** Start **
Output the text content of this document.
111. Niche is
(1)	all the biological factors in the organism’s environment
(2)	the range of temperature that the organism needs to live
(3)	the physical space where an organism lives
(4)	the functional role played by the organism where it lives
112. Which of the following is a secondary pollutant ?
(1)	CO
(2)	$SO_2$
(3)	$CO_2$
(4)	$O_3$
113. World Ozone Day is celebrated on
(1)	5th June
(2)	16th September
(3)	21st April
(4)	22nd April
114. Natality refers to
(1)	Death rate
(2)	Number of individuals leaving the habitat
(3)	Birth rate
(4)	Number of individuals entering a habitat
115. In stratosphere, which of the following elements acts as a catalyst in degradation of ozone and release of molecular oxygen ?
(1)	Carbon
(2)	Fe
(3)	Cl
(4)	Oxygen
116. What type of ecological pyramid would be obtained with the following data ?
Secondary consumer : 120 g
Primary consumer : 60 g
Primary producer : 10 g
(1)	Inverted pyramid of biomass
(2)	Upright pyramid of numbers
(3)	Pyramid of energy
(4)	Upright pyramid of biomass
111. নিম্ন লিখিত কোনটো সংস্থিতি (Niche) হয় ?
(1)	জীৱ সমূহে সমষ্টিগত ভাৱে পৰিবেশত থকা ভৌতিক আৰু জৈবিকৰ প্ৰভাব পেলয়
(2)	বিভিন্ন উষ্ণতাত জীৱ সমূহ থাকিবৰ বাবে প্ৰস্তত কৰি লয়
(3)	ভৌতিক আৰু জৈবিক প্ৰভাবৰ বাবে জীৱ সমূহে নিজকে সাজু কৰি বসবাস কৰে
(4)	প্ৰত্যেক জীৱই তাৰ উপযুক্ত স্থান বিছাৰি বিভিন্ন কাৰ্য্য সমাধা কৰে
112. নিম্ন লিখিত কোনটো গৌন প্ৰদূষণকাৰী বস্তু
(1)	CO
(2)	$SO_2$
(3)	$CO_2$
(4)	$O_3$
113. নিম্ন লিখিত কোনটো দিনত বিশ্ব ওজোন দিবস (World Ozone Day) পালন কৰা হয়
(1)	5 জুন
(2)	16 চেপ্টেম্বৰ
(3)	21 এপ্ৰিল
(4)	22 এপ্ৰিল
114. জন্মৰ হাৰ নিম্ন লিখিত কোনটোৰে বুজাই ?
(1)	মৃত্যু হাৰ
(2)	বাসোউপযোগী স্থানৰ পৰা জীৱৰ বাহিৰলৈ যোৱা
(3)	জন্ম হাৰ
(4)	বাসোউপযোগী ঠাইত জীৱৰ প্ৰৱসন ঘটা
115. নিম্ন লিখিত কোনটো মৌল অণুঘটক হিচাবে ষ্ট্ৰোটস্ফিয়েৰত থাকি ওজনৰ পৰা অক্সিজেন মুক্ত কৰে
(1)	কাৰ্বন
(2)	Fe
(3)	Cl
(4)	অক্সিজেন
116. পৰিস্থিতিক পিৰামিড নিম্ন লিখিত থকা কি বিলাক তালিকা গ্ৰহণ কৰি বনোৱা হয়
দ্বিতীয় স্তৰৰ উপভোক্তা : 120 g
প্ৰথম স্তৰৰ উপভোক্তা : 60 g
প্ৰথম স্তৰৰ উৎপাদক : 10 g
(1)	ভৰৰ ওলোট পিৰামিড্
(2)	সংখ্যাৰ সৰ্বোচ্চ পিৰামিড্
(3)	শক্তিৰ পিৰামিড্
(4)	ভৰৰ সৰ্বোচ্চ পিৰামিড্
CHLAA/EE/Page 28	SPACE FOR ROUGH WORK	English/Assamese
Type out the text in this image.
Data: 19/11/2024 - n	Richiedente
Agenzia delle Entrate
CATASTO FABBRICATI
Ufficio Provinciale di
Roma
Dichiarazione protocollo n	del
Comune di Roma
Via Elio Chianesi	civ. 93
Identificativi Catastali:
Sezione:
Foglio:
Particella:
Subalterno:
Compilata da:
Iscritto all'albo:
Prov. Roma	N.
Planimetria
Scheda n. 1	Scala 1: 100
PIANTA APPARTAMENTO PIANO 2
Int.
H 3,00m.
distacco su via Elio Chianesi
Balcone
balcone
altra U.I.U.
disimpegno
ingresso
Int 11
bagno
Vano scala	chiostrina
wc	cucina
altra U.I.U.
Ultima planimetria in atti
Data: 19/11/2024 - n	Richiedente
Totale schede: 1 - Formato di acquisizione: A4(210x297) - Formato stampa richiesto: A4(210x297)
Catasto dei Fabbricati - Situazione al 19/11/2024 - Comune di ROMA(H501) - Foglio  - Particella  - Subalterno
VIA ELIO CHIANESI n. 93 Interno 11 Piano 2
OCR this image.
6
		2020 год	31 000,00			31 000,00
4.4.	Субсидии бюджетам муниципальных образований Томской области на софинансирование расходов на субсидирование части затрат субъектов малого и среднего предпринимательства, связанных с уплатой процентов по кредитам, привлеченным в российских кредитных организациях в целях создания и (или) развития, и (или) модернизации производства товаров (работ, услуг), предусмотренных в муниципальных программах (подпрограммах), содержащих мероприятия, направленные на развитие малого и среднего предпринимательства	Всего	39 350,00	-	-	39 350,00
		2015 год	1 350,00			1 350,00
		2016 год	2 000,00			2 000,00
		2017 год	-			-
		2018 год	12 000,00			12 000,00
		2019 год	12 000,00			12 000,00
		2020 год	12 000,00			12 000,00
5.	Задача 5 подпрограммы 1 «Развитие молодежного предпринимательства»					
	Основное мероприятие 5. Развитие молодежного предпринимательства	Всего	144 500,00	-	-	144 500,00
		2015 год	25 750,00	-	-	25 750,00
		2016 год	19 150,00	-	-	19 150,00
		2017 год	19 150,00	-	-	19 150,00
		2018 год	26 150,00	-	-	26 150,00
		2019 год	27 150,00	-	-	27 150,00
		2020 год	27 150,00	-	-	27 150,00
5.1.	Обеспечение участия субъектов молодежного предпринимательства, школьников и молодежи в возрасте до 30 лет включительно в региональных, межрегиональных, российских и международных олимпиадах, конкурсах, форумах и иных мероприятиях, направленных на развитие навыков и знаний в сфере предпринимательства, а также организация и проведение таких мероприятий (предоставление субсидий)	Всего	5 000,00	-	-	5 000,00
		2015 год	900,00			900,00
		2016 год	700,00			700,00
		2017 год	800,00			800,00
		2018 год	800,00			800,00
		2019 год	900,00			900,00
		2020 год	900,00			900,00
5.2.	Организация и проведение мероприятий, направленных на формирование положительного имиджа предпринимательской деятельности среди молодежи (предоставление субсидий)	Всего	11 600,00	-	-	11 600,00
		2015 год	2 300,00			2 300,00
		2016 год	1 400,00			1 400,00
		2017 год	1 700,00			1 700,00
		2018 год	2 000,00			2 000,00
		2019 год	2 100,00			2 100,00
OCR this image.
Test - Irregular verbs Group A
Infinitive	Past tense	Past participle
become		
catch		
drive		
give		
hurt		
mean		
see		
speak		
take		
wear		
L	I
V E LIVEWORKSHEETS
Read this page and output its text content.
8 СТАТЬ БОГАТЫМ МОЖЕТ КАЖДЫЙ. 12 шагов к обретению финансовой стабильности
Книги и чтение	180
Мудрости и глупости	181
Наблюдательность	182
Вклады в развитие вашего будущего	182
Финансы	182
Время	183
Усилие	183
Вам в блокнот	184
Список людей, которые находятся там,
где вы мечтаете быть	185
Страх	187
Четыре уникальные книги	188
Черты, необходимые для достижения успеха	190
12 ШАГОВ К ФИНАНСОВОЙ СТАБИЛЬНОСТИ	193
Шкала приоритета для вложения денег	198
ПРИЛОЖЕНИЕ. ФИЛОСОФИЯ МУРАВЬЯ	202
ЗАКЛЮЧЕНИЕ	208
** End **
**EXERCISE OBJECTIVE**
Give the listing above again, word for word.

**REPLY TO THE TASK**
Output the text content of this document.
111. Niche is
(1)	all the biological factors in the organism’s environment
(2)	the range of temperature that the organism needs to live
(3)	the physical space where an organism lives
(4)	the functional role played by the organism where it lives
112. Which of the following is a secondary pollutant ?
(1)	CO
(2)	$SO_2$
(3)	$CO_2$
(4)	$O_3$
113. World Ozone Day is celebrated on
(1)	5th June
(2)	16th September
(3)	21st April
(4)	22nd April
114. Natality refers to
(1)	Death rate
(2)	Number of individuals leaving the habitat
(3)	Birth rate
(4)	Number of individuals entering a habitat
115. In stratosphere, which of the following elements acts as a catalyst in degradation of ozone and release of molecular oxygen ?
(1)	Carbon
(2)	Fe
(3)	Cl
(4)	Oxygen
116. What type of ecological pyramid would be obtained with the following data ?
Secondary consumer : 120 g
Primary consumer : 60 g
Primary producer : 10 g
(1)	Inverted pyramid of biomass
(2)	Upright pyramid of numbers
(3)	Pyramid of energy
(4)	Upright pyramid of biomass
111. নিম্ন লিখিত কোনটো সংস্থিতি (Niche) হয় ?
(1)	জীৱ সমূহে সমষ্টিগত ভাৱে পৰিবেশত থকা ভৌতিক আৰু জৈবিকৰ প্ৰভাব পেলয়
(2)	বিভিন্ন উষ্ণতাত জীৱ সমূহ থাকিবৰ বাবে প্ৰস্তত কৰি লয়
(3)	ভৌতিক আৰু জৈবিক প্ৰভাবৰ বাবে জীৱ সমূহে নিজকে সাজু কৰি বসবাস কৰে
(4)	প্ৰত্যেক জীৱই তাৰ উপযুক্ত স্থান বিছাৰি বিভিন্ন কাৰ্য্য সমাধা কৰে
112. নিম্ন লিখিত কোনটো গৌন প্ৰদূষণকাৰী বস্তু
(1)	CO
(2)	$SO_2$
(3)	$CO_2$
(4)	$O_3$
113. নিম্ন লিখিত কোনটো দিনত বিশ্ব ওজোন দিবস (World Ozone Day) পালন কৰা হয়
(1)	5 জুন
(2)	16 চেপ্টেম্বৰ
(3)	21 এপ্ৰিল
(4)	22 এপ্ৰিল
114. জন্মৰ হাৰ নিম্ন লিখিত কোনটোৰে বুজাই ?
(1)	মৃত্যু হাৰ
(2)	বাসোউপযোগী স্থানৰ পৰা জীৱৰ বাহিৰলৈ যোৱা
(3)	জন্ম হাৰ
(4)	বাসোউপযোগী ঠাইত জীৱৰ প্ৰৱসন ঘটা
115. নিম্ন লিখিত কোনটো মৌল অণুঘটক হিচাবে ষ্ট্ৰোটস্ফিয়েৰত থাকি ওজনৰ পৰা অক্সিজেন মুক্ত কৰে
(1)	কাৰ্বন
(2)	Fe
(3)	Cl
(4)	অক্সিজেন
116. পৰিস্থিতিক পিৰামিড নিম্ন লিখিত থকা কি বিলাক তালিকা গ্ৰহণ কৰি বনোৱা হয়
দ্বিতীয় স্তৰৰ উপভোক্তা : 120 g
প্ৰথম স্তৰৰ উপভোক্তা : 60 g
প্ৰথম স্তৰৰ উৎপাদক : 10 g
(1)	ভৰৰ ওলোট পিৰামিড্
(2)	সংখ্যাৰ সৰ্বোচ্চ পিৰামিড্
(3)	শক্তিৰ পিৰামিড্
(4)	ভৰৰ সৰ্বোচ্চ পিৰামিড্
CHLAA/EE/Page 28	SPACE FOR ROUGH WORK	English/Assamese
Type out the text in this image.
Data: 19/11/2024 - n	Richiedente
Agenzia delle Entrate
CATASTO FABBRICATI
Ufficio Provinciale di
Roma
Dichiarazione protocollo n	del
Comune di Roma
Via Elio Chianesi	civ. 93
Identificativi Catastali:
Sezione:
Foglio:
Particella:
Subalterno:
Compilata da:
Iscritto all'albo:
Prov. Roma	N.
Planimetria
Scheda n. 1	Scala 1: 100
PIANTA APPARTAMENTO PIANO 2
Int.
H 3,00m.
distacco su via Elio Chianesi
Balcone
balcone
altra U.I.U.
disimpegno
ingresso
Int 11
bagno
Vano scala	chiostrina
wc	cucina
altra U.I.U.
Ultima planimetria in atti
Data: 19/11/2024 - n	Richiedente
Totale schede: 1 - Formato di acquisizione: A4(210x297) - Formato stampa richiesto: A4(210x297)
Catasto dei Fabbricati - Situazione al 19/11/2024 - Comune di ROMA(H501) - Foglio  - Particella  - Subalterno
VIA ELIO CHIANESI n. 93 Interno 11 Piano 2
OCR this image.
6
		2020 год	31 000,00			31 000,00
4.4.	Субсидии бюджетам муниципальных образований Томской области на софинансирование расходов на субсидирование части затрат субъектов малого и среднего предпринимательства, связанных с уплатой процентов по кредитам, привлеченным в российских кредитных организациях в целях создания и (или) развития, и (или) модернизации производства товаров (работ, услуг), предусмотренных в муниципальных программах (подпрограммах), содержащих мероприятия, направленные на развитие малого и среднего предпринимательства	Всего	39 350,00	-	-	39 350,00
		2015 год	1 350,00			1 350,00
		2016 год	2 000,00			2 000,00
		2017 год	-			-
		2018 год	12 000,00			12 000,00
		2019 год	12 000,00			12 000,00
		2020 год	12 000,00			12 000,00
5.	Задача 5 подпрограммы 1 «Развитие молодежного предпринимательства»					
	Основное мероприятие 5. Развитие молодежного предпринимательства	Всего	144 500,00	-	-	144 500,00
		2015 год	25 750,00	-	-	25 750,00
		2016 год	19 150,00	-	-	19 150,00
		2017 год	19 150,00	-	-	19 150,00
		2018 год	26 150,00	-	-	26 150,00
		2019 год	27 150,00	-	-	27 150,00
		2020 год	27 150,00	-	-	27 150,00
5.1.	Обеспечение участия субъектов молодежного предпринимательства, школьников и молодежи в возрасте до 30 лет включительно в региональных, межрегиональных, российских и международных олимпиадах, конкурсах, форумах и иных мероприятиях, направленных на развитие навыков и знаний в сфере предпринимательства, а также организация и проведение таких мероприятий (предоставление субсидий)	Всего	5 000,00	-	-	5 000,00
		2015 год	900,00			900,00
		2016 год	700,00			700,00
		2017 год	800,00			800,00
		2018 год	800,00			800,00
		2019 год	900,00			900,00
		2020 год	900,00			900,00
5.2.	Организация и проведение мероприятий, направленных на формирование положительного имиджа предпринимательской деятельности среди молодежи (предоставление субсидий)	Всего	11 600,00	-	-	11 600,00
		2015 год	2 300,00			2 300,00
		2016 год	1 400,00			1 400,00
		2017 год	1 700,00			1 700,00
		2018 год	2 000,00			2 000,00
		2019 год	2 100,00			2 100,00
OCR this image.
Test - Irregular verbs Group A
Infinitive	Past tense	Past participle
become		
catch		
drive		
give		
hurt		
mean		
see		
speak		
take		
wear		
L	I
V E LIVEWORKSHEETS
Read this page and output its text content.
8 СТАТЬ БОГАТЫМ МОЖЕТ КАЖДЫЙ. 12 шагов к обретению финансовой стабильности
Книги и чтение	180
Мудрости и глупости	181
Наблюдательность	182
Вклады в развитие вашего будущего	182
Финансы	182
Время	183
Усилие	183
Вам в блокнот	184
Список людей, которые находятся там,
где вы мечтаете быть	185
Страх	187
Четыре уникальные книги	188
Черты, необходимые для достижения успеха	190
12 ШАГОВ К ФИНАНСОВОЙ СТАБИЛЬНОСТИ	193
Шкала приоритета для вложения денег	198
ПРИЛОЖЕНИЕ. ФИЛОСОФИЯ МУРАВЬЯ	202
ЗАКЛЮЧЕНИЕ	208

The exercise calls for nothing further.